SUPPLIED RECORDS:
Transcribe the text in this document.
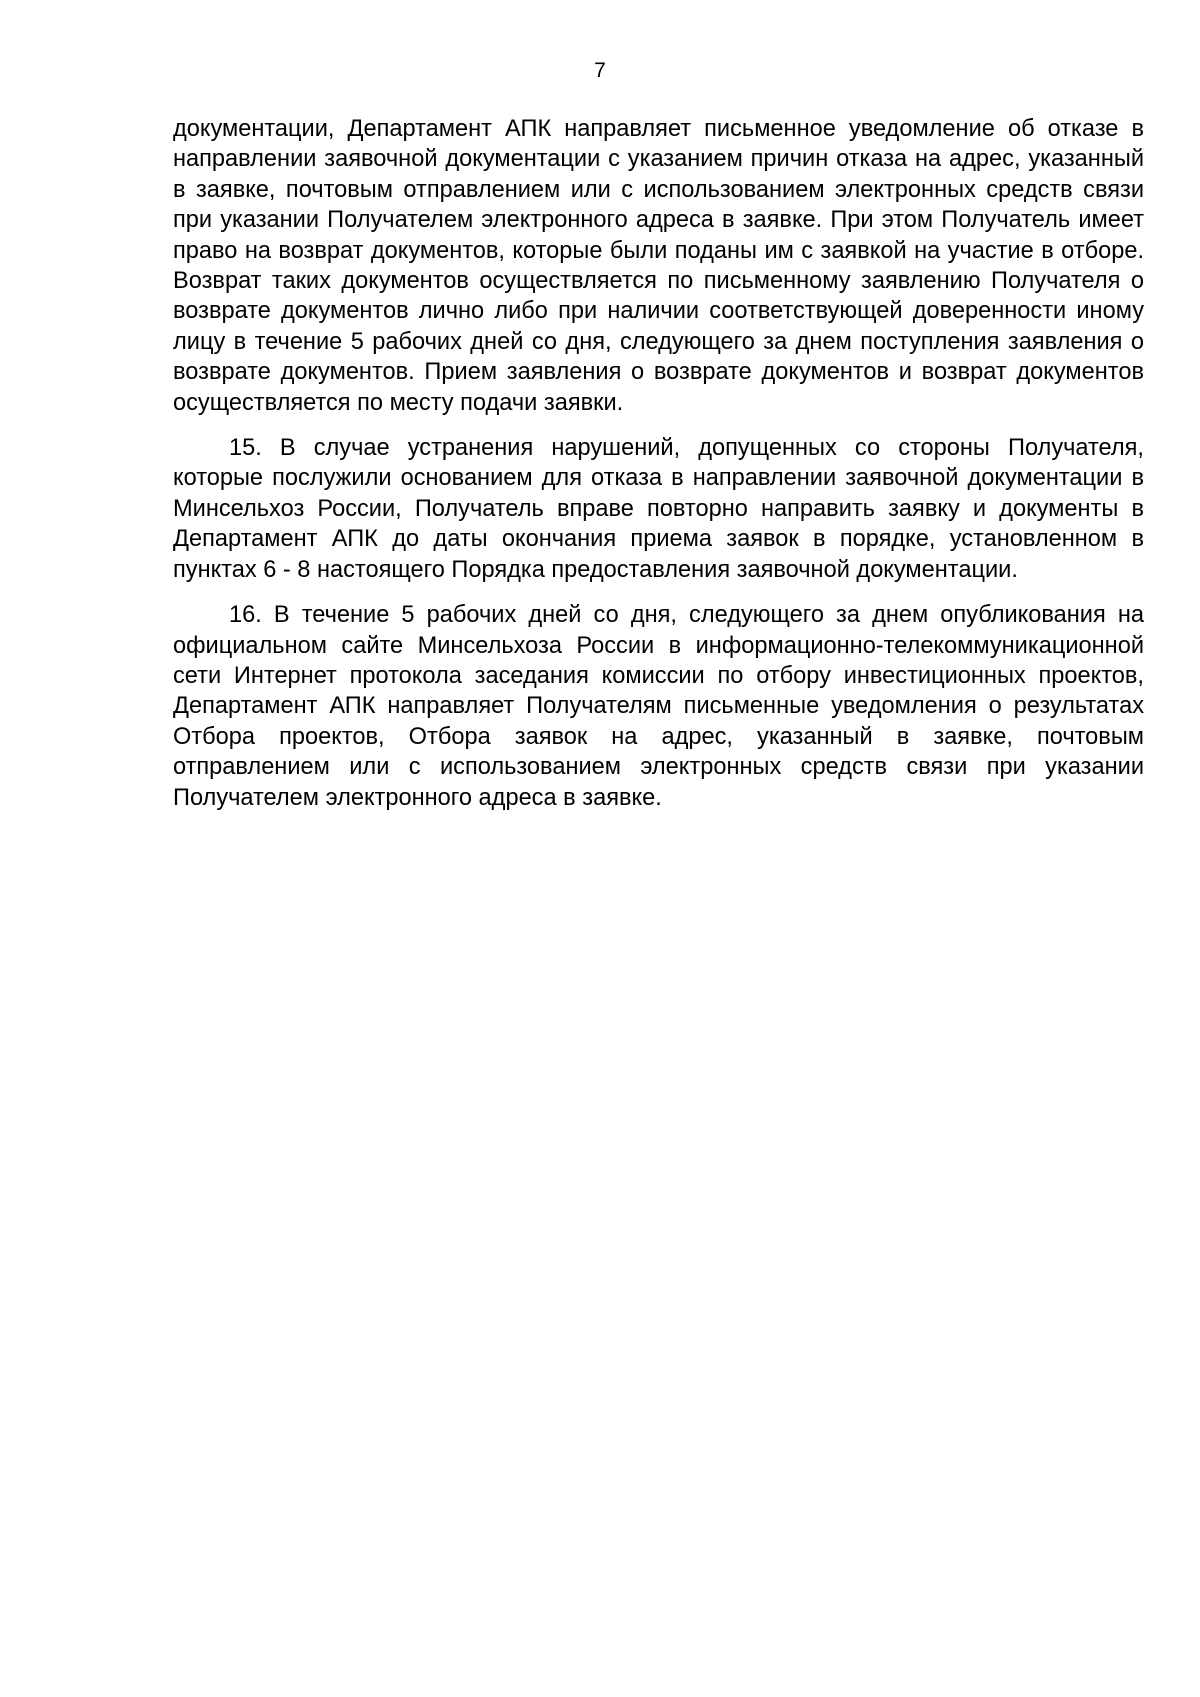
7

документации, Департамент АПК направляет письменное уведомление об отказе в направлении заявочной документации с указанием причин отказа на адрес, указанный в заявке, почтовым отправлением или с использованием электронных средств связи при указании Получателем электронного адреса в заявке. При этом Получатель имеет право на возврат документов, которые были поданы им с заявкой на участие в отборе. Возврат таких документов осуществляется по письменному заявлению Получателя о возврате документов лично либо при наличии соответствующей доверенности иному лицу в течение 5 рабочих дней со дня, следующего за днем поступления заявления о возврате документов. Прием заявления о возврате документов и возврат документов осуществляется по месту подачи заявки.

15. В случае устранения нарушений, допущенных со стороны Получателя, которые послужили основанием для отказа в направлении заявочной документации в Минсельхоз России, Получатель вправе повторно направить заявку и документы в Департамент АПК до даты окончания приема заявок в порядке, установленном в пунктах 6 - 8 настоящего Порядка предоставления заявочной документации.

16. В течение 5 рабочих дней со дня, следующего за днем опубликования на официальном сайте Минсельхоза России в информационно-телекоммуникационной сети Интернет протокола заседания комиссии по отбору инвестиционных проектов, Департамент АПК направляет Получателям письменные уведомления о результатах Отбора проектов, Отбора заявок на адрес, указанный в заявке, почтовым отправлением или с использованием электронных средств связи при указании Получателем электронного адреса в заявке.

EXERCISE PROMPT:
Write out each entry exactly as given, omitting any picture.

OUTPUT BELOW:
Transcribe the text in this document.
7

документации, Департамент АПК направляет письменное уведомление об отказе в направлении заявочной документации с указанием причин отказа на адрес, указанный в заявке, почтовым отправлением или с использованием электронных средств связи при указании Получателем электронного адреса в заявке. При этом Получатель имеет право на возврат документов, которые были поданы им с заявкой на участие в отборе. Возврат таких документов осуществляется по письменному заявлению Получателя о возврате документов лично либо при наличии соответствующей доверенности иному лицу в течение 5 рабочих дней со дня, следующего за днем поступления заявления о возврате документов. Прием заявления о возврате документов и возврат документов осуществляется по месту подачи заявки.

15. В случае устранения нарушений, допущенных со стороны Получателя, которые послужили основанием для отказа в направлении заявочной документации в Минсельхоз России, Получатель вправе повторно направить заявку и документы в Департамент АПК до даты окончания приема заявок в порядке, установленном в пунктах 6 - 8 настоящего Порядка предоставления заявочной документации.

16. В течение 5 рабочих дней со дня, следующего за днем опубликования на официальном сайте Минсельхоза России в информационно-телекоммуникационной сети Интернет протокола заседания комиссии по отбору инвестиционных проектов, Департамент АПК направляет Получателям письменные уведомления о результатах Отбора проектов, Отбора заявок на адрес, указанный в заявке, почтовым отправлением или с использованием электронных средств связи при указании Получателем электронного адреса в заявке.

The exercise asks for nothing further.